Do this |
Copy each line below that contains "frac".

>> Begin Data entries

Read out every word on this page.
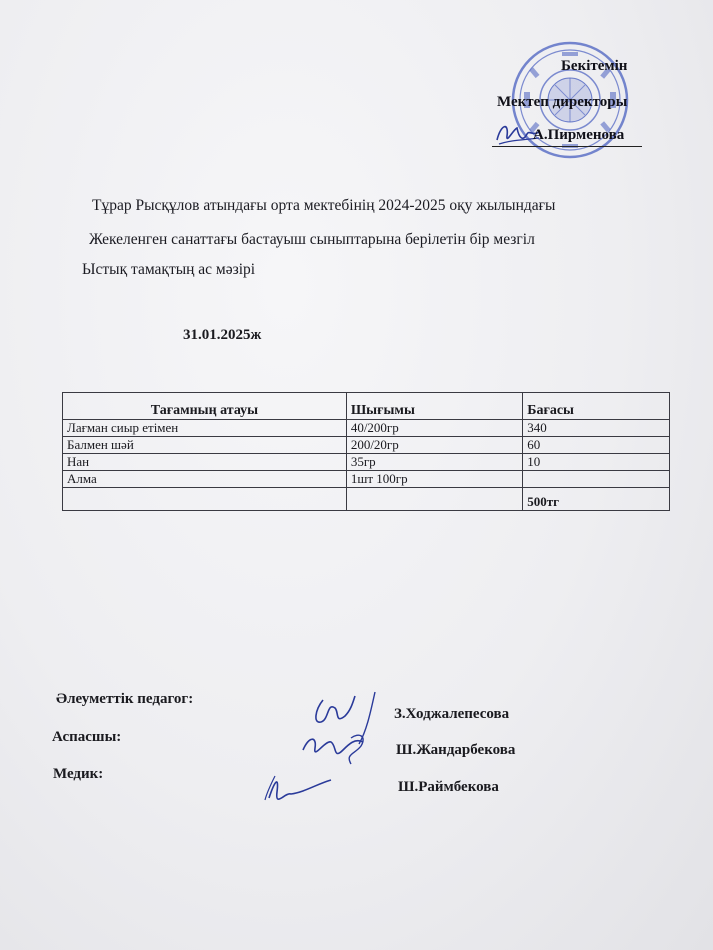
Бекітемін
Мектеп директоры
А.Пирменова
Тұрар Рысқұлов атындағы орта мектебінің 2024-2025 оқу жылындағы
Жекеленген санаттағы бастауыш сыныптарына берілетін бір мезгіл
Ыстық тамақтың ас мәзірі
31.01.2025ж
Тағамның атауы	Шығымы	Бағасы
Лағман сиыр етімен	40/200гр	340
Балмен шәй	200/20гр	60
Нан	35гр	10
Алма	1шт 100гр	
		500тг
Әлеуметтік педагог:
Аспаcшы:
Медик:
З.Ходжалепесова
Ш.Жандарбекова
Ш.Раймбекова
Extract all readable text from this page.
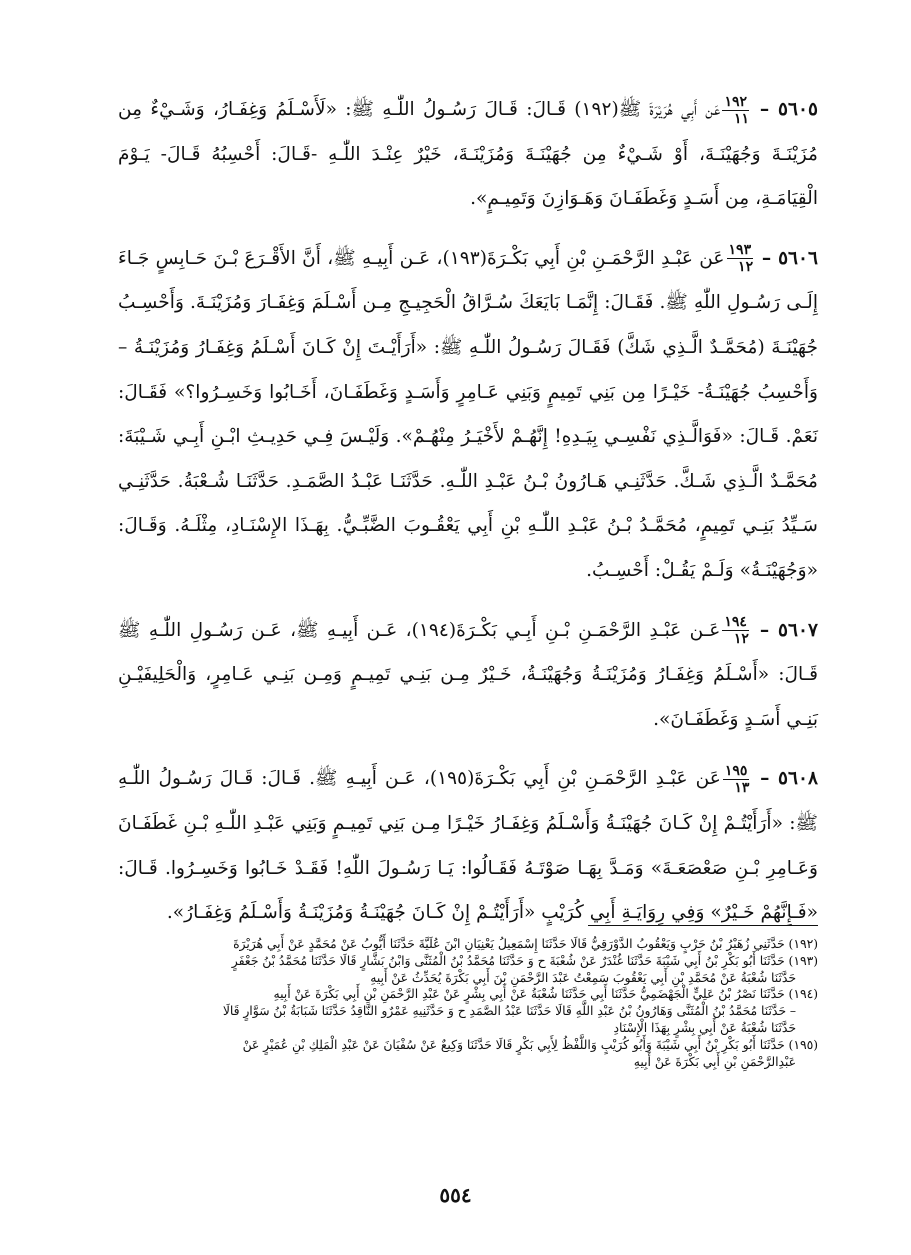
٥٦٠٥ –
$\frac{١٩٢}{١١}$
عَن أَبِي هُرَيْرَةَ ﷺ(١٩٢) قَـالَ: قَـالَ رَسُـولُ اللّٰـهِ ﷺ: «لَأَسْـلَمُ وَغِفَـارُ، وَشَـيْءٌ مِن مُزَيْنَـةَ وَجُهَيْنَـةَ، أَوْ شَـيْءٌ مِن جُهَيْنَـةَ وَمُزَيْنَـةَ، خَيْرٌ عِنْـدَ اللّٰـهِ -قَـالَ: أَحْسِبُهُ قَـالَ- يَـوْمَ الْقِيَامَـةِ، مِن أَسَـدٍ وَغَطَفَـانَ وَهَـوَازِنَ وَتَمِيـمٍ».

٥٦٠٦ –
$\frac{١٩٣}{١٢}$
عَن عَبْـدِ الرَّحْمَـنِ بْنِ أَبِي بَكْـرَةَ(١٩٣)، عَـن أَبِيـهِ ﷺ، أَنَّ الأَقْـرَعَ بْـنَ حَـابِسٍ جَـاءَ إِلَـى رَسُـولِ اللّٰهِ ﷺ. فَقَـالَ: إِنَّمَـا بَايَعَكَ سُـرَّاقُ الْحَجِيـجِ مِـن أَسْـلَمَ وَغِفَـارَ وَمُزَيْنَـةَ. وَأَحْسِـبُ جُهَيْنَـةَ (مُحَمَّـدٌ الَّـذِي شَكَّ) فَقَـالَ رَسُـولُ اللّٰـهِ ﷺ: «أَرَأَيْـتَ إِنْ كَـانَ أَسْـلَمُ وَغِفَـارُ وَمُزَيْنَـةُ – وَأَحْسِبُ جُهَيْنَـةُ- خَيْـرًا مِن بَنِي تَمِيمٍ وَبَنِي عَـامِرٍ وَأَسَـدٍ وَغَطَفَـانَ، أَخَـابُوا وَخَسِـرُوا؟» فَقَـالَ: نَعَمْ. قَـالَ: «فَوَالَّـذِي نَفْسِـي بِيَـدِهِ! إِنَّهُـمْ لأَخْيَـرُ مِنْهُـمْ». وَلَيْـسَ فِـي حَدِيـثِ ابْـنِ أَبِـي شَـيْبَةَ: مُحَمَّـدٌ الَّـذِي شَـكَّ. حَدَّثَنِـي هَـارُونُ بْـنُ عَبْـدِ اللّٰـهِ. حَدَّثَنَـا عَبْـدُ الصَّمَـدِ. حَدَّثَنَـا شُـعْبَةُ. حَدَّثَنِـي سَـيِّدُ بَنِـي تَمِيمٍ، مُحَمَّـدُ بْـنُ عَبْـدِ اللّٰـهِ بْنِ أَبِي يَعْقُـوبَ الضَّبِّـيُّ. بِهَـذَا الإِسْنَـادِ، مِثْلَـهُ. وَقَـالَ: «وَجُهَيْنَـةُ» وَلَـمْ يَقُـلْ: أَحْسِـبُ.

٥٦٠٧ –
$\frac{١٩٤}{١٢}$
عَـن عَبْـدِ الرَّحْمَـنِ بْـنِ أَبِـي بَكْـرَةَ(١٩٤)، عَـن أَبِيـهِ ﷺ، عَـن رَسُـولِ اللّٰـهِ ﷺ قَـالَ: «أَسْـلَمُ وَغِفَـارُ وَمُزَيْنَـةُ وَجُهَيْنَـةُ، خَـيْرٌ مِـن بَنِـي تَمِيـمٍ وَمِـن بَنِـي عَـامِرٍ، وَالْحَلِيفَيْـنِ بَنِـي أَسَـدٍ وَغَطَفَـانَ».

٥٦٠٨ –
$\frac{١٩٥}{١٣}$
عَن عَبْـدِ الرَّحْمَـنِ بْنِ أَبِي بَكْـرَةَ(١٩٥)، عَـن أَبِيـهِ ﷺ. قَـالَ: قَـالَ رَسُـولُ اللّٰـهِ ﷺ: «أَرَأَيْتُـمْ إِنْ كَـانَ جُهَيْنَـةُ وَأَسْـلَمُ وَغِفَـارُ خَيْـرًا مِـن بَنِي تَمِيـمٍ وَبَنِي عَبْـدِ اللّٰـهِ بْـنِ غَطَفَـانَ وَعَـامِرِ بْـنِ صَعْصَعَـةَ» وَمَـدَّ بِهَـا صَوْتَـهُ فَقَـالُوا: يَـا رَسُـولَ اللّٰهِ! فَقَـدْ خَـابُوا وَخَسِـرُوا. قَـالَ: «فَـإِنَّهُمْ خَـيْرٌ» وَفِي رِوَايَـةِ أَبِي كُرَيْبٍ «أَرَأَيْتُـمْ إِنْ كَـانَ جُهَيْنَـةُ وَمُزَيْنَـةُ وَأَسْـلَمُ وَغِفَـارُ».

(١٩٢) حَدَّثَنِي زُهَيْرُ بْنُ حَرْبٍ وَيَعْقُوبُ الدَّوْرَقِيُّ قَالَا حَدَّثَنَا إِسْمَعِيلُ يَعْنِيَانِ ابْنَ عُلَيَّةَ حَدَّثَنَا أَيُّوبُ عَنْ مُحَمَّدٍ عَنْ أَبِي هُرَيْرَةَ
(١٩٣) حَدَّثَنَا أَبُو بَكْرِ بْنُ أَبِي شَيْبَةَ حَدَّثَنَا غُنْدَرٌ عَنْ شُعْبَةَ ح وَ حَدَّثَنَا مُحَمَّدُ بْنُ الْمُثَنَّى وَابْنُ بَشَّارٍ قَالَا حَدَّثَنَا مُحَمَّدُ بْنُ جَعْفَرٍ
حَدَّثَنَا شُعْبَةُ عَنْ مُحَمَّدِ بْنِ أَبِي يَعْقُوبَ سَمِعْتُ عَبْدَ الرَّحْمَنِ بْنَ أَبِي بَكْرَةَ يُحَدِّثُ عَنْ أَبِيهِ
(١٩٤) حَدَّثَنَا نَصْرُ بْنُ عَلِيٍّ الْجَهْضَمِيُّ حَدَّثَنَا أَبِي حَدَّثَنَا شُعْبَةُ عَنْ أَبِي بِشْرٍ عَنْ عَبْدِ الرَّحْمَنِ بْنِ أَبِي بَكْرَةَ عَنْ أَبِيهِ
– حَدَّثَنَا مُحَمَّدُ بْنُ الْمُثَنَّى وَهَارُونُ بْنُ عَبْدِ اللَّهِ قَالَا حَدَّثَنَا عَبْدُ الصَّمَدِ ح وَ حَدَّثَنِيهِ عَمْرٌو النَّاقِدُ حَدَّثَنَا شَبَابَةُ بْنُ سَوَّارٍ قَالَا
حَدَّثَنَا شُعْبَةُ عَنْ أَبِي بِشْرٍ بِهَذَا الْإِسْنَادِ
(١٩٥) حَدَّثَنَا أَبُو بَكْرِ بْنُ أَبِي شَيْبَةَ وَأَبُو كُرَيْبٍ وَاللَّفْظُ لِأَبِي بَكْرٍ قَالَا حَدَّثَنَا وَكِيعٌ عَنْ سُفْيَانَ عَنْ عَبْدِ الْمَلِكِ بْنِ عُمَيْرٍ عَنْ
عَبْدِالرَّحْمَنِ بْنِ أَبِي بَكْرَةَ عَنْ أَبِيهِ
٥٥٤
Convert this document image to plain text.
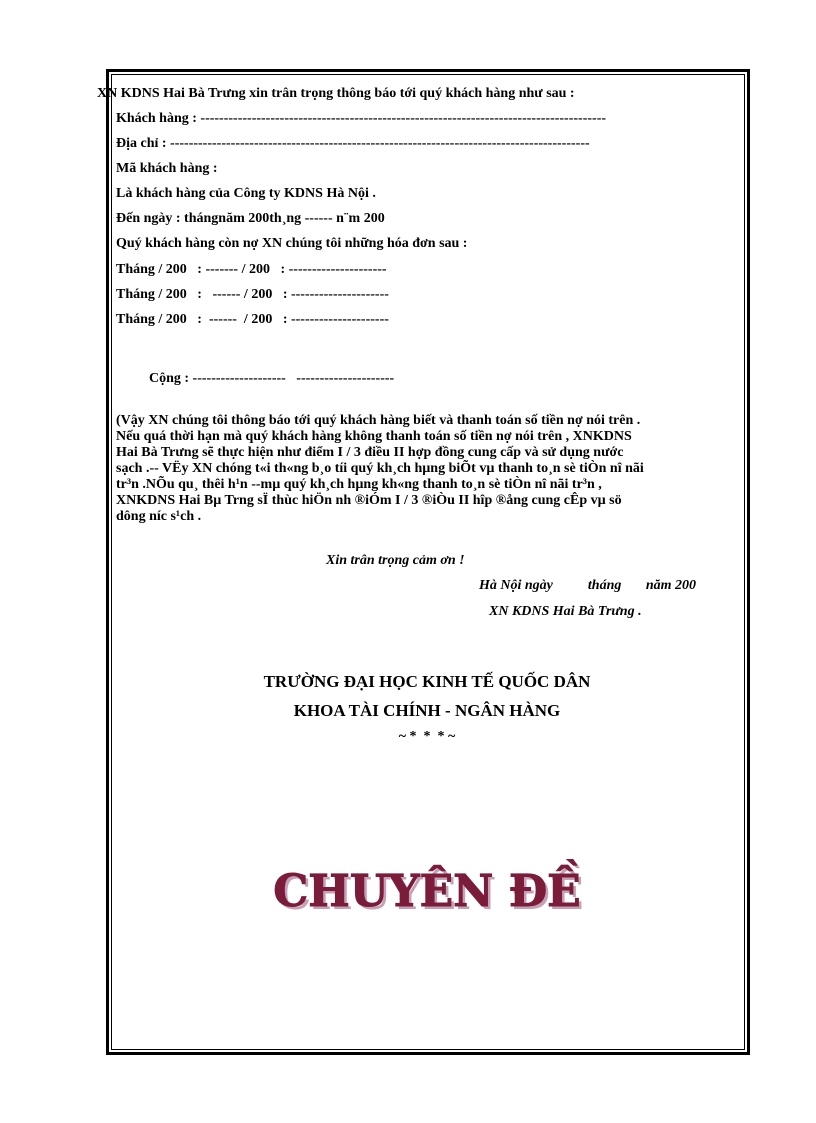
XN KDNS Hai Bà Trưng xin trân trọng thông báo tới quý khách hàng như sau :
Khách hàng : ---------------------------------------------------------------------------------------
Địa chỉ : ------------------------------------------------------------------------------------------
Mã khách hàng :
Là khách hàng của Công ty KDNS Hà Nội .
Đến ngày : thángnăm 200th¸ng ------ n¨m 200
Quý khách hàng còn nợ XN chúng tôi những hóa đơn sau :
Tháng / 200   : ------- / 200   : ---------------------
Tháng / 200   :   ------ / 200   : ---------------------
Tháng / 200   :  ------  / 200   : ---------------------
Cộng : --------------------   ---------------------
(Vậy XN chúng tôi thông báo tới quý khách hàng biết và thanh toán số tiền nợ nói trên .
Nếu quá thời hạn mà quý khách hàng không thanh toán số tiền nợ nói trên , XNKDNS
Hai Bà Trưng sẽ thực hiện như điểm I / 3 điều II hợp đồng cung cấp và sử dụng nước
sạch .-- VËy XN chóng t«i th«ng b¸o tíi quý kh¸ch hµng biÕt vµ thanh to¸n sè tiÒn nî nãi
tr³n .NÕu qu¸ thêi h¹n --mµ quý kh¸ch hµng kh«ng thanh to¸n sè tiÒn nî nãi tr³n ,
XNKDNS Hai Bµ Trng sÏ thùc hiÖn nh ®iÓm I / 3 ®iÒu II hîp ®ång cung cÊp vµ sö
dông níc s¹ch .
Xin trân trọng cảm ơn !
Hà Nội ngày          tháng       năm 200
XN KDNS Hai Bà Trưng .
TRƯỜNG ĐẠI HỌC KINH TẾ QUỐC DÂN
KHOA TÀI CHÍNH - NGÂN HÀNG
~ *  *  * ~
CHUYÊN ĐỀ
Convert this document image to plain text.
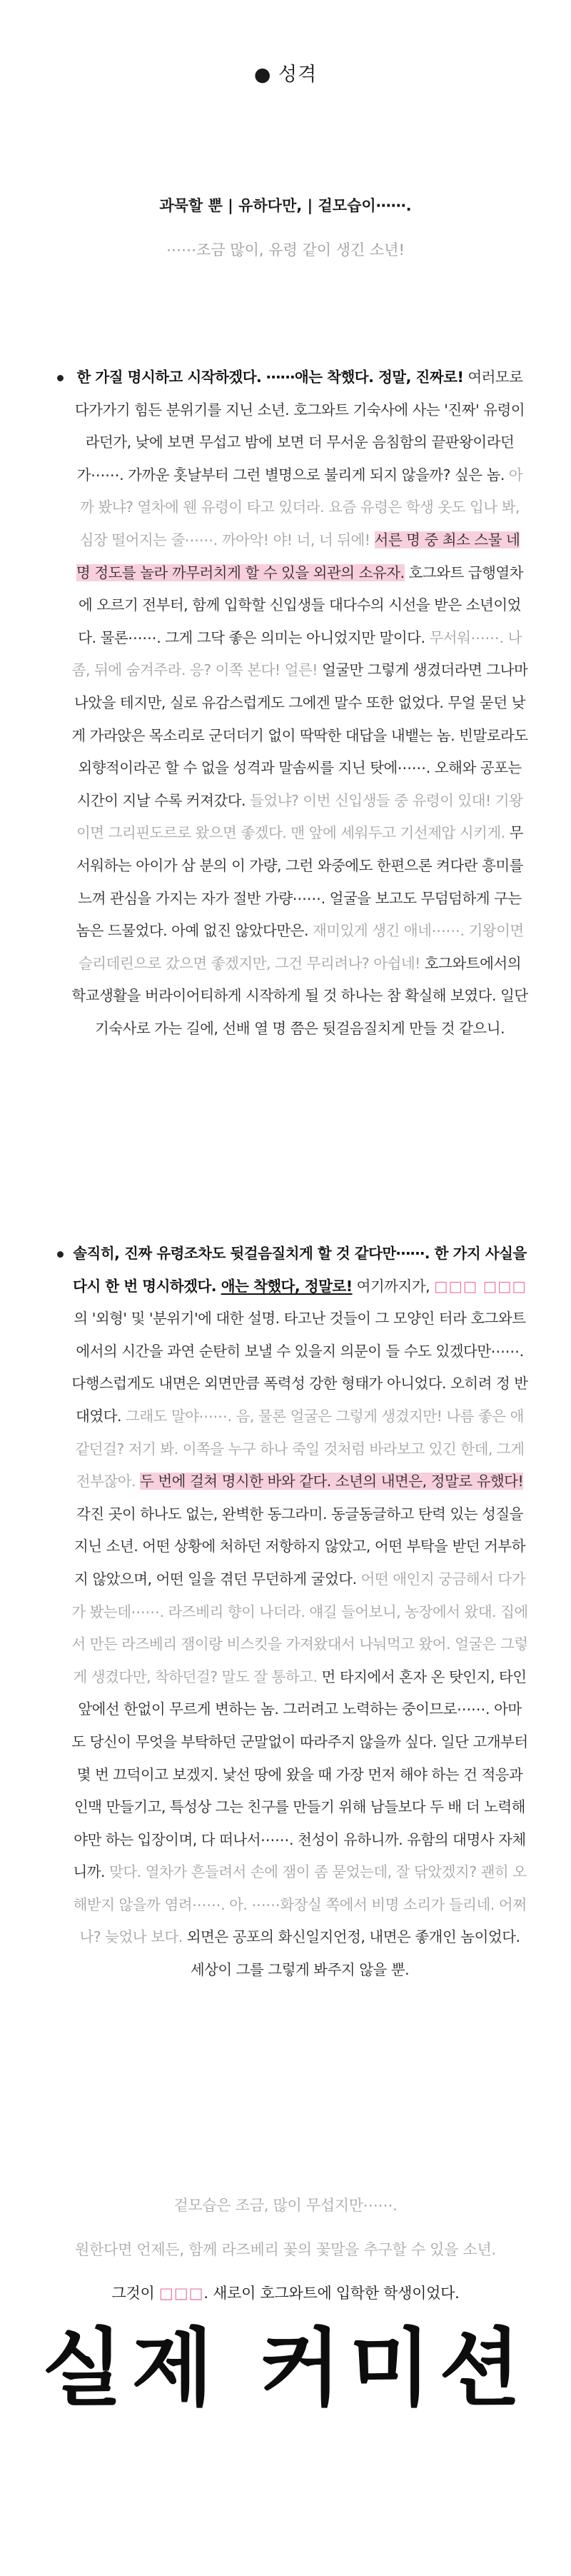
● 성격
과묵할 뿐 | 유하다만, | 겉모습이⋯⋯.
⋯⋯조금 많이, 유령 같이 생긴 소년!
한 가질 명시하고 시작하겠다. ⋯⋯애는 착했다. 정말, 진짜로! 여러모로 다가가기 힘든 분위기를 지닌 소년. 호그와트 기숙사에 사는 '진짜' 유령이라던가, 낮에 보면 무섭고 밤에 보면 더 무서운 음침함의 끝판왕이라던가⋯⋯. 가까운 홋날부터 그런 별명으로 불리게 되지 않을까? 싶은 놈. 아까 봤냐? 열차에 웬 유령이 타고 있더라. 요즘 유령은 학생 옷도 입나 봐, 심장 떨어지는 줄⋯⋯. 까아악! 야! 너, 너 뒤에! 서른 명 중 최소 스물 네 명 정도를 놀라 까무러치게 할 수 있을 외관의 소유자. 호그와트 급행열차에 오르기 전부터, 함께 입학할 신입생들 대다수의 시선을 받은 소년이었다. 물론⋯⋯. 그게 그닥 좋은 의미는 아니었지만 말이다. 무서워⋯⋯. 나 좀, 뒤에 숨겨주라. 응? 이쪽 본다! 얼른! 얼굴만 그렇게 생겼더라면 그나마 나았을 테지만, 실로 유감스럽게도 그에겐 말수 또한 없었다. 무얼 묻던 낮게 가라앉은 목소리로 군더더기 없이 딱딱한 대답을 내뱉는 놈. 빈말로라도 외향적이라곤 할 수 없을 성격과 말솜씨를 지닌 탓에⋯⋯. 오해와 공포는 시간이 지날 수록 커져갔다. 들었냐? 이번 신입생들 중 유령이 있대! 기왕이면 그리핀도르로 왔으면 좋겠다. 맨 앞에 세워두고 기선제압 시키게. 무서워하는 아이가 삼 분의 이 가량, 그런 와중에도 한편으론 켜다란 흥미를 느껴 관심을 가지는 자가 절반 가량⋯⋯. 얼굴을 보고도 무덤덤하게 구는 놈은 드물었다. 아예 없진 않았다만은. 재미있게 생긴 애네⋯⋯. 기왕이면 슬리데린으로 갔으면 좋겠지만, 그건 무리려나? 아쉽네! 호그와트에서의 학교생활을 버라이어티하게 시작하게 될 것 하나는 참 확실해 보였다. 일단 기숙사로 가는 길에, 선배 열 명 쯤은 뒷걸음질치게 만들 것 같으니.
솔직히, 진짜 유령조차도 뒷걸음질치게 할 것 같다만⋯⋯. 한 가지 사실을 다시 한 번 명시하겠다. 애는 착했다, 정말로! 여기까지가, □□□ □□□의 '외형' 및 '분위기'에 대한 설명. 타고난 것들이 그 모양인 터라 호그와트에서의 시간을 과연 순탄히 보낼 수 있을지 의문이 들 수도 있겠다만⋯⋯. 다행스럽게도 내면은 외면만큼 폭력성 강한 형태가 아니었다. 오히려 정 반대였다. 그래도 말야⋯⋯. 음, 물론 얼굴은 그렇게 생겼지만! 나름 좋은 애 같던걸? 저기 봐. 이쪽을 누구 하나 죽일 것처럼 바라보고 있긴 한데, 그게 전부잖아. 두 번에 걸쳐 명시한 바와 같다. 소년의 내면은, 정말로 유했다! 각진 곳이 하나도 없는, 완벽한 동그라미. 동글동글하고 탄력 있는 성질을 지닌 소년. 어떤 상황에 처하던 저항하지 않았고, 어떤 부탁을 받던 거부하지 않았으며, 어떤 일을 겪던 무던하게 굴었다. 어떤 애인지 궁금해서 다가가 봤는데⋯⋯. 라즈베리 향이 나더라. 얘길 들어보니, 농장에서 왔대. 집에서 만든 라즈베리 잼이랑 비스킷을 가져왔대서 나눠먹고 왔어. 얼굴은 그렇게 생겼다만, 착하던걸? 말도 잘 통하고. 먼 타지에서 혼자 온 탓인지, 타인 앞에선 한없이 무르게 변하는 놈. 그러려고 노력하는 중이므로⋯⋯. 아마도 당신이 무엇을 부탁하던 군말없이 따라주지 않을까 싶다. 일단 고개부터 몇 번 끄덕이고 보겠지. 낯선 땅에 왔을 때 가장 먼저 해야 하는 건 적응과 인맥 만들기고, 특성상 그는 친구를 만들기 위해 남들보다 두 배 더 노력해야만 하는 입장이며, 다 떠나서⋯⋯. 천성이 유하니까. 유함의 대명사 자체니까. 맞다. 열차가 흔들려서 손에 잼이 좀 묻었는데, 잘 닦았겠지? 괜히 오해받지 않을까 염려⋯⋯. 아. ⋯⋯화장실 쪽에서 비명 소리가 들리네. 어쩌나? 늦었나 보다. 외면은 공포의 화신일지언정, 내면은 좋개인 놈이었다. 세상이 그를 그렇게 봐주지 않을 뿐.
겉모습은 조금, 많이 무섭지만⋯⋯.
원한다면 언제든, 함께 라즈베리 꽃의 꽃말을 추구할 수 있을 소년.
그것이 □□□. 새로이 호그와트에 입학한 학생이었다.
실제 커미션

>> End Data entries

Expected output |
$\frac{١٩٢}{١١}$
$\frac{١٩٣}{١٢}$
$\frac{١٩٤}{١٢}$
$\frac{١٩٥}{١٣}$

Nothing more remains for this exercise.